Chairman of the Leitrim County Board

Enda Stenson is a former Gaelic football referee, politician and current chairman of the Leitrim County Board.

==Career==
Stenson's career as a referee spanned 33 years. In this time he refereed three finals of the Connacht Senior Football Championship.

Stenson also refereed the final of the 1994 Leitrim Senior Football Championship between Allen Gaels and Aughawillan. The game's final play proved contentious as Martin McGowan of Allen Gaels, who was playing with a dislocated spine, stood to take a free. Aughawillan's full-back, Martin Flanagan, took up a position behind his goalkeeper, Martin Prior. McGowan struck the ball and expressed certainty that it was two yards over the bar. However, Aughawillan's Flanagan gave Prior "a bit of a hoosh" and Prior, with his shoulders close to level with the crossbar, caught the ball. Stenson did not penalise the move and then blew the final whistle. Thus Allen Gaels were denied a replay and Aughawillan secured a third consecutive championship title.

[Data drawn from a collection]
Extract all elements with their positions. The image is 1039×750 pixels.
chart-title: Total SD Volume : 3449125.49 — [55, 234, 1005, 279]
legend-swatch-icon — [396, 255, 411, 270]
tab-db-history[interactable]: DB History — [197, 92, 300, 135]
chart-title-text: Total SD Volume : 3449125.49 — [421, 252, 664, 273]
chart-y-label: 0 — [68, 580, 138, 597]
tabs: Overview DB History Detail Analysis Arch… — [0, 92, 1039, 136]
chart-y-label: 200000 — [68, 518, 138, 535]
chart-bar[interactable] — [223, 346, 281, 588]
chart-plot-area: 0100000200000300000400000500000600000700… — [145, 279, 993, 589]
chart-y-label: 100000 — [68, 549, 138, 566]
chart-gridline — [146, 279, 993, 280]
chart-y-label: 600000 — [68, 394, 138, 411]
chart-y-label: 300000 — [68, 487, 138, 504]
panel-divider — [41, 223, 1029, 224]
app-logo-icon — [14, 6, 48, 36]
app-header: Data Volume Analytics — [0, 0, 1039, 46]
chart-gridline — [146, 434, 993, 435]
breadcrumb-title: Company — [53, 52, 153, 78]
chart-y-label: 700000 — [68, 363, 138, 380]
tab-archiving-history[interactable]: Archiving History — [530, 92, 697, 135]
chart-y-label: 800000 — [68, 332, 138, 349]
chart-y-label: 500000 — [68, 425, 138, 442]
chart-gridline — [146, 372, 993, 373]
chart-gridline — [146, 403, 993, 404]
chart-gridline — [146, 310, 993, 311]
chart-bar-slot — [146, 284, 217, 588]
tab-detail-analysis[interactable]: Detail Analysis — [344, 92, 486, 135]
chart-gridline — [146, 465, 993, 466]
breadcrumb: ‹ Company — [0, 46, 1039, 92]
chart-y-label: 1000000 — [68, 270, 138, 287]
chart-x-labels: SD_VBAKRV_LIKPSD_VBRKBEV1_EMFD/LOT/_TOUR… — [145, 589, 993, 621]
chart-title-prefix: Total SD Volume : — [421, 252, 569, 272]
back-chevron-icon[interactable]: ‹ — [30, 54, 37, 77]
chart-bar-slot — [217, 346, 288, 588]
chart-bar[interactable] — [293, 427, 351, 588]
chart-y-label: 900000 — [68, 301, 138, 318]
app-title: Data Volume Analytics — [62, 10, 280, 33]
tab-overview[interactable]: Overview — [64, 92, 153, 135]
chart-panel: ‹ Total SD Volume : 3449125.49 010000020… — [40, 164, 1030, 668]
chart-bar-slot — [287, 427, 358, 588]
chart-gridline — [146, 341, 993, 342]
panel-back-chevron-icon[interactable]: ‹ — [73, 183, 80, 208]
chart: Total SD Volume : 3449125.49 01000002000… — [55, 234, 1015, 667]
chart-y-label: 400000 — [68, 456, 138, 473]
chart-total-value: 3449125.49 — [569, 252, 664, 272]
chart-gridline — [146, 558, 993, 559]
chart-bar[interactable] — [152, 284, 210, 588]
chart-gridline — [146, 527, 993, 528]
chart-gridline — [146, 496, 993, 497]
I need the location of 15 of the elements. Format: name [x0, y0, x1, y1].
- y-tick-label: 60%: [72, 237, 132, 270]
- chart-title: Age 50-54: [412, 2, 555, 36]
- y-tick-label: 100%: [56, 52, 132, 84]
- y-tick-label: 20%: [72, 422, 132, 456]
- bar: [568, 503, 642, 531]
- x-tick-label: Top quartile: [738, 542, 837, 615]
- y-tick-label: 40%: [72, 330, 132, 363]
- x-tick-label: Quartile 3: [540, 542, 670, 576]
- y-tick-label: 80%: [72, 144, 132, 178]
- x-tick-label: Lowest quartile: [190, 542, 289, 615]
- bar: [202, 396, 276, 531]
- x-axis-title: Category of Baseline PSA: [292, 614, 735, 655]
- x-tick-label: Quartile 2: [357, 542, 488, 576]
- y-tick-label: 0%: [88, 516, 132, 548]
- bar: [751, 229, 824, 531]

APPLY WHAT YOU READ.
A. Summarize the Enda Stenson passage in two sentences.
B. For each statement, say whether it agrees with the Enda Stenson passage, and quote the words that decide it.
(i) Stenson refereed for more than thirty years.
(ii) Allen Gaels won the 1994 Leitrim Senior Football Championship final.
(iii) Martin Prior was Aughawillan's full-back.
C. According to the Enda Stenson passage, what injury was Martin McGowan playing with when he stood to take the free?
The data isn't needed for any of this.

EXPECTED OUTPUTS.
A. Enda Stenson, a former Gaelic football referee and politician who now chairs the Leitrim County Board, refereed for 33 years, including three Connacht Senior Football Championship finals. In the 1994 Leitrim Senior Football Championship final, he did not penalize Aughawillan's Martin Flanagan for giving goalkeeper Martin Prior "a bit of a hoosh" to catch a late free from Allen Gaels' Martin McGowan, then blew the final whistle, denying Allen Gaels a replay and giving Aughawillan a third consecutive title.

B.
(i) Yes: "Stenson's career as a referee spanned 33 years."
(ii) No: "Aughawillan secured a third consecutive championship title."
(iii) No: "Aughawillan's full-back, Martin Flanagan, took up a position behind his goalkeeper, Martin Prior."

C. A dislocated spine.